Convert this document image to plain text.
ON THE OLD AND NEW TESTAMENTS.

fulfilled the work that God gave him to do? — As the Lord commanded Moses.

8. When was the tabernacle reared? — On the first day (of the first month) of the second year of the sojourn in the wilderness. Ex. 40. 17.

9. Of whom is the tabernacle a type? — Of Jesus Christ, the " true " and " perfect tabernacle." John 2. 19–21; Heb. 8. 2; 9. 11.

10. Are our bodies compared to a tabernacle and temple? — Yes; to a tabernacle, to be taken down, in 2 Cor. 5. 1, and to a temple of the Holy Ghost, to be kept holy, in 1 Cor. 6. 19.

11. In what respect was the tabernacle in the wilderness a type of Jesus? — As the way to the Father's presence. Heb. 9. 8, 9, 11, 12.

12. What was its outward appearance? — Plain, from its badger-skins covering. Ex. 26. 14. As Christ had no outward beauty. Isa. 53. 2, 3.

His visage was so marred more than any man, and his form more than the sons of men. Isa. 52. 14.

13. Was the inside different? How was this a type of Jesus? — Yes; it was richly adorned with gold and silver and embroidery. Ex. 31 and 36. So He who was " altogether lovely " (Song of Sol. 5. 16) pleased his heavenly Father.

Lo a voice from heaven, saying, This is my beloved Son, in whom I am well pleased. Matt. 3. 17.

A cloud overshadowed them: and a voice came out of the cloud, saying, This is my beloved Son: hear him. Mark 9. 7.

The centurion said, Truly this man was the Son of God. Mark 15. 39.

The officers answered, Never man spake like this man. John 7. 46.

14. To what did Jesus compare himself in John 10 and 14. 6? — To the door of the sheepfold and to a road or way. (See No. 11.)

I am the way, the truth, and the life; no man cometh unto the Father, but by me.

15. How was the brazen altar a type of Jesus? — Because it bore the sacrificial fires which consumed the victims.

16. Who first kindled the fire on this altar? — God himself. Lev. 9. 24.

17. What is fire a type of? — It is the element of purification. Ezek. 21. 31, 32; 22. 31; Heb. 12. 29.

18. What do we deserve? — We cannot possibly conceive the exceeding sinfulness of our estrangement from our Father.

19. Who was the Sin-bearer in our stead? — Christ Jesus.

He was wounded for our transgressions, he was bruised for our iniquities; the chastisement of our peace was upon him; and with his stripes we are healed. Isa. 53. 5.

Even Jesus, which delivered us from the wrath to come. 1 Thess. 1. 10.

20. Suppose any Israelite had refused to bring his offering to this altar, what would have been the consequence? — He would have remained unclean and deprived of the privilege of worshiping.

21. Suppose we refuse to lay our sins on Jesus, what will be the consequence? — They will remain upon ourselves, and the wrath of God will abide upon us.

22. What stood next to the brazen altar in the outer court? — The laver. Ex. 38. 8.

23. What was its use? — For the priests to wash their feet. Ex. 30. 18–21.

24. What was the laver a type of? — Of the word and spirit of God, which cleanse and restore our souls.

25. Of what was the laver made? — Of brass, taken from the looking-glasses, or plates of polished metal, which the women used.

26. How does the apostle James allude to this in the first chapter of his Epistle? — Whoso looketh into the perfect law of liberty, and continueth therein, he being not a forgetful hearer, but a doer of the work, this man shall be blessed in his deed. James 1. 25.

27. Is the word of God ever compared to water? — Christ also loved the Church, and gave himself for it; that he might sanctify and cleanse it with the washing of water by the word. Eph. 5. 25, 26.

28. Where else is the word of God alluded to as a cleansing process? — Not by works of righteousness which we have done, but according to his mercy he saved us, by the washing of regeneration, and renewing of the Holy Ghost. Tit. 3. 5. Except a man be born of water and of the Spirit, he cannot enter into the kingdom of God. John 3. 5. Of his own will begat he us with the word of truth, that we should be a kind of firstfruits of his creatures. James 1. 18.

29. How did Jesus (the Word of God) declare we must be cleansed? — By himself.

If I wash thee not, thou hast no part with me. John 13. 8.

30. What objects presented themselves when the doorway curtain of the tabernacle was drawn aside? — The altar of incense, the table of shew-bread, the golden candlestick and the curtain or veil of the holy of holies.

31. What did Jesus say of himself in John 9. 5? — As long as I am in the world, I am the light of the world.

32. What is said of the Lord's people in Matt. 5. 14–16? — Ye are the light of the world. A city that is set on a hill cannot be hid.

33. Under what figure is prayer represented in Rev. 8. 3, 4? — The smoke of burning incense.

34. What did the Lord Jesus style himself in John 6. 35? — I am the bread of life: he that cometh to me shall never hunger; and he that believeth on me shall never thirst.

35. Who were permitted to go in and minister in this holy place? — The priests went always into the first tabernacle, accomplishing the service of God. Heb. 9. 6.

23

- - - -

PROBLEM >>
Extract each record, keeping it identical to the original.

RESULT >>
Convert this document image to plain text.
ON THE OLD AND NEW TESTAMENTS.

fulfilled the work that God gave him to do? — As the Lord commanded Moses.

8. When was the tabernacle reared? — On the first day (of the first month) of the second year of the sojourn in the wilderness. Ex. 40. 17.

9. Of whom is the tabernacle a type? — Of Jesus Christ, the " true " and " perfect tabernacle." John 2. 19–21; Heb. 8. 2; 9. 11.

10. Are our bodies compared to a tabernacle and temple? — Yes; to a tabernacle, to be taken down, in 2 Cor. 5. 1, and to a temple of the Holy Ghost, to be kept holy, in 1 Cor. 6. 19.

11. In what respect was the tabernacle in the wilderness a type of Jesus? — As the way to the Father's presence. Heb. 9. 8, 9, 11, 12.

12. What was its outward appearance? — Plain, from its badger-skins covering. Ex. 26. 14. As Christ had no outward beauty. Isa. 53. 2, 3.

His visage was so marred more than any man, and his form more than the sons of men. Isa. 52. 14.

13. Was the inside different? How was this a type of Jesus? — Yes; it was richly adorned with gold and silver and embroidery. Ex. 31 and 36. So He who was " altogether lovely " (Song of Sol. 5. 16) pleased his heavenly Father.

Lo a voice from heaven, saying, This is my beloved Son, in whom I am well pleased. Matt. 3. 17.

A cloud overshadowed them: and a voice came out of the cloud, saying, This is my beloved Son: hear him. Mark 9. 7.

The centurion said, Truly this man was the Son of God. Mark 15. 39.

The officers answered, Never man spake like this man. John 7. 46.

14. To what did Jesus compare himself in John 10 and 14. 6? — To the door of the sheepfold and to a road or way. (See No. 11.)

I am the way, the truth, and the life; no man cometh unto the Father, but by me.

15. How was the brazen altar a type of Jesus? — Because it bore the sacrificial fires which consumed the victims.

16. Who first kindled the fire on this altar? — God himself. Lev. 9. 24.

17. What is fire a type of? — It is the element of purification. Ezek. 21. 31, 32; 22. 31; Heb. 12. 29.

18. What do we deserve? — We cannot possibly conceive the exceeding sinfulness of our estrangement from our Father.

19. Who was the Sin-bearer in our stead? — Christ Jesus.

He was wounded for our transgressions, he was bruised for our iniquities; the chastisement of our peace was upon him; and with his stripes we are healed. Isa. 53. 5.

Even Jesus, which delivered us from the wrath to come. 1 Thess. 1. 10.

20. Suppose any Israelite had refused to bring his offering to this altar, what would have been the consequence? — He would have remained unclean and deprived of the privilege of worshiping.

21. Suppose we refuse to lay our sins on Jesus, what will be the consequence? — They will remain upon ourselves, and the wrath of God will abide upon us.

22. What stood next to the brazen altar in the outer court? — The laver. Ex. 38. 8.

23. What was its use? — For the priests to wash their feet. Ex. 30. 18–21.

24. What was the laver a type of? — Of the word and spirit of God, which cleanse and restore our souls.

25. Of what was the laver made? — Of brass, taken from the looking-glasses, or plates of polished metal, which the women used.

26. How does the apostle James allude to this in the first chapter of his Epistle? — Whoso looketh into the perfect law of liberty, and continueth therein, he being not a forgetful hearer, but a doer of the work, this man shall be blessed in his deed. James 1. 25.

27. Is the word of God ever compared to water? — Christ also loved the Church, and gave himself for it; that he might sanctify and cleanse it with the washing of water by the word. Eph. 5. 25, 26.

28. Where else is the word of God alluded to as a cleansing process? — Not by works of righteousness which we have done, but according to his mercy he saved us, by the washing of regeneration, and renewing of the Holy Ghost. Tit. 3. 5. Except a man be born of water and of the Spirit, he cannot enter into the kingdom of God. John 3. 5. Of his own will begat he us with the word of truth, that we should be a kind of firstfruits of his creatures. James 1. 18.

29. How did Jesus (the Word of God) declare we must be cleansed? — By himself.

If I wash thee not, thou hast no part with me. John 13. 8.

30. What objects presented themselves when the doorway curtain of the tabernacle was drawn aside? — The altar of incense, the table of shew-bread, the golden candlestick and the curtain or veil of the holy of holies.

31. What did Jesus say of himself in John 9. 5? — As long as I am in the world, I am the light of the world.

32. What is said of the Lord's people in Matt. 5. 14–16? — Ye are the light of the world. A city that is set on a hill cannot be hid.

33. Under what figure is prayer represented in Rev. 8. 3, 4? — The smoke of burning incense.

34. What did the Lord Jesus style himself in John 6. 35? — I am the bread of life: he that cometh to me shall never hunger; and he that believeth on me shall never thirst.

35. Who were permitted to go in and minister in this holy place? — The priests went always into the first tabernacle, accomplishing the service of God. Heb. 9. 6.

23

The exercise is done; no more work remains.